Work instructions >>
1: In the page on retrieving document content, what response does the content endpoint return when a document has no binary content?
2: Transcribe the page on retrieving document content from "Note, only the" up to and including "of 100 chars)".
3: Go on with the page on retrieving document content from the point where it stops.

[START Document passage]

DocumentContent - Huddle/huddle-apis GitHub Wiki

Retrieving Document Content

Status

Operation
Getting the raw content of a document
Getting the content of a document in a different format

Getting the raw content of a document

Documents have binary content associated with them. If a document has binary content, it will advertise a link with a rel value of content. To download the content, GET the URI advertised in the link. The title attribute of the link will give the filename of the document, and the type attribute will give the mime-type.

To retrieve the original binary content of a document, issue a GET request to the content link with no Accept header.

If a document has multiple versions the content link will point to the content of the latest active version, which will be a version that is not deleted and has had content uploaded to it successfully.

A 204 HTTP No Content response will be returned from this endpoint in the case where the document has no binary content.

Example

In this example we request the content of a document. The content link that was advertised had an href of .../files/documents/123/content. The content of this document is a text file.

Request

GET ... HTTP/1.1
Authorization: OAuth2 frootymcnooty/vonbootycherooty

Response

HTTP/1.1 200 OK
Content-Type: text/plain
Content-Length: 198
Content-Disposition: attachment; filename="filename.txt"
Supported-Accept: text/plain, application/pdf
Vary: Accept
x-download-reason: file-preview

Hello - this is the content of your text file. You uploaded it to Huddle to keep it safe and
secure, but now it has been used in an API example by a bad developer and so everybody can see it. Oh no!

Headers

Name Definition
Content-Type The media type of the file content you are downloading.
Content-Length The total length of the file you are downloading.
Content-Disposition The filename of the file you are downloading
Supported-Accept A comma-separated list of MIME types to which your document may be converted. (This may differ between documents.)
Vary Used to indicate that different Accept headers may provoke different responses
x-download-reason Used to decribe the reason for download. This value is then stored in the description field of the download activity entry

Note, only the following download reasons are supported;

Download reason code Description
"unspecified" Reason not known
"other/{freetext reason}" Other download reason (note, reason has max length of 100 chars)
"file-preview" Download to preview file
"open-file-other-app" Download to open in another app
"offline-file" Automatic download for offline files
"offline-file-preview" Automatic download for offline files (preview)

[END Document passage]
[START Information given]

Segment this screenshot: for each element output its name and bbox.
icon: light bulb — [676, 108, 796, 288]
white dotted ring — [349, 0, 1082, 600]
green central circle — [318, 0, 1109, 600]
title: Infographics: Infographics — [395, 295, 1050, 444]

[END Information given]

Final results >>
1: It returns a 204 HTTP No Content response.

2:
Note, only the following download reasons are supported;

Download reason code Description
"unspecified" Reason not known
"other/{freetext reason}" Other download reason (note, reason has max length of 100 chars)

3:
"suggested-file-preview" Automatic download for suggested files

If x-download-reason is specified, but not one of the support values, a 400 Bad Request will be returned.

Getting the content of a document in a different format

Huddle supports automatic conversion of documents into different formats. For example, Word documents (application/msword) can be converted on-demand into a PDF (application/pdf) format and downloaded.

To retrieve the converted content, issue a GET request to the content link advertised on the Document response, with the Accept header set to the MIME type of the converted format you wish to download.

Supported MIME types for a given document will be indicated by a Supported-Accept header.

If there already exists a converted copy of the document with the correct format, the binary content of that copy will be immediately returned in the response to the GET request, with a 200 OK status code.

If the document doesn't have a version with the MIME type specified by the Accept header, one will need to be generated. The response to your GET request will have a 202 Accepted status code and a Location header containing a link at which you can monitor the generation process. When the converted document has been generated, the progress endpoint will return a 200 OK status code and a a link containing the content download URI for your document. Issuing a GET to that endpoint with your original Accept header will return the content. If the conversion fails, the progress endpoint will return a 500 Internal Server Error; the response body will contain an error message describing the failure.

If conversion to the requested MIME type is not supported for your document, the content response will contain a 406 Not Acceptable status code, along with a list of MIME types that are supported for that document.

Specifying a MIME type equal to that of the originally uploaded document is equivalent to specifying no MIME type at all (it will return the original content).

In addition to requesting the converted document via the accept header the client can also use the query string parameter 'mimetype'. This is useful in browser interactions which are unable to send headers.

You can retrieve the supported MIME types with the HEAD request. The mime type can also be specified on the accept header, or as a query string parameter which return 200 if the content is available or 202 if the file needs to be converted.

Example: retrieving the supported MIME types

Request

HEAD .../content HTTP/1.1
Authorization: OAuth2 frootymcnooty/vonbootycherooty

Response

HTTP/1.1 200 OK
Content-Type: application/pdf
Content-Length: 198
Content-Disposition: attachment; filename="filename.pdf"
Supported-Accept: application/msword, text/plain, application/pdf
Vary: Accept

Example: checking if the content for a particular MIME type is ready

Request (QS)

HEAD .../content?mimetype=application%2Fmsword HTTP/1.1
Authorization: OAuth2 frootymcnooty/vonbootycherooty

Request (HEADER)

HEAD .../content HTTP/1.1
Authorization: OAuth2 frootymcnooty/vonbootycherooty
Accept: application%2Fmsword

Response available

HTTP/1.1 200 OK
Content-Type: application/msword
Content-Length: 198
Content-Disposition: attachment; filename="filename.pdf"
Supported-Accept: application/msword, text/plain, application/pdf
Vary: Accept

Response requires conversion

HTTP/1.1 202 OK
Content-Type: application/msword
Content-Length: 198
Content-Disposition: attachment; filename="filename.pdf"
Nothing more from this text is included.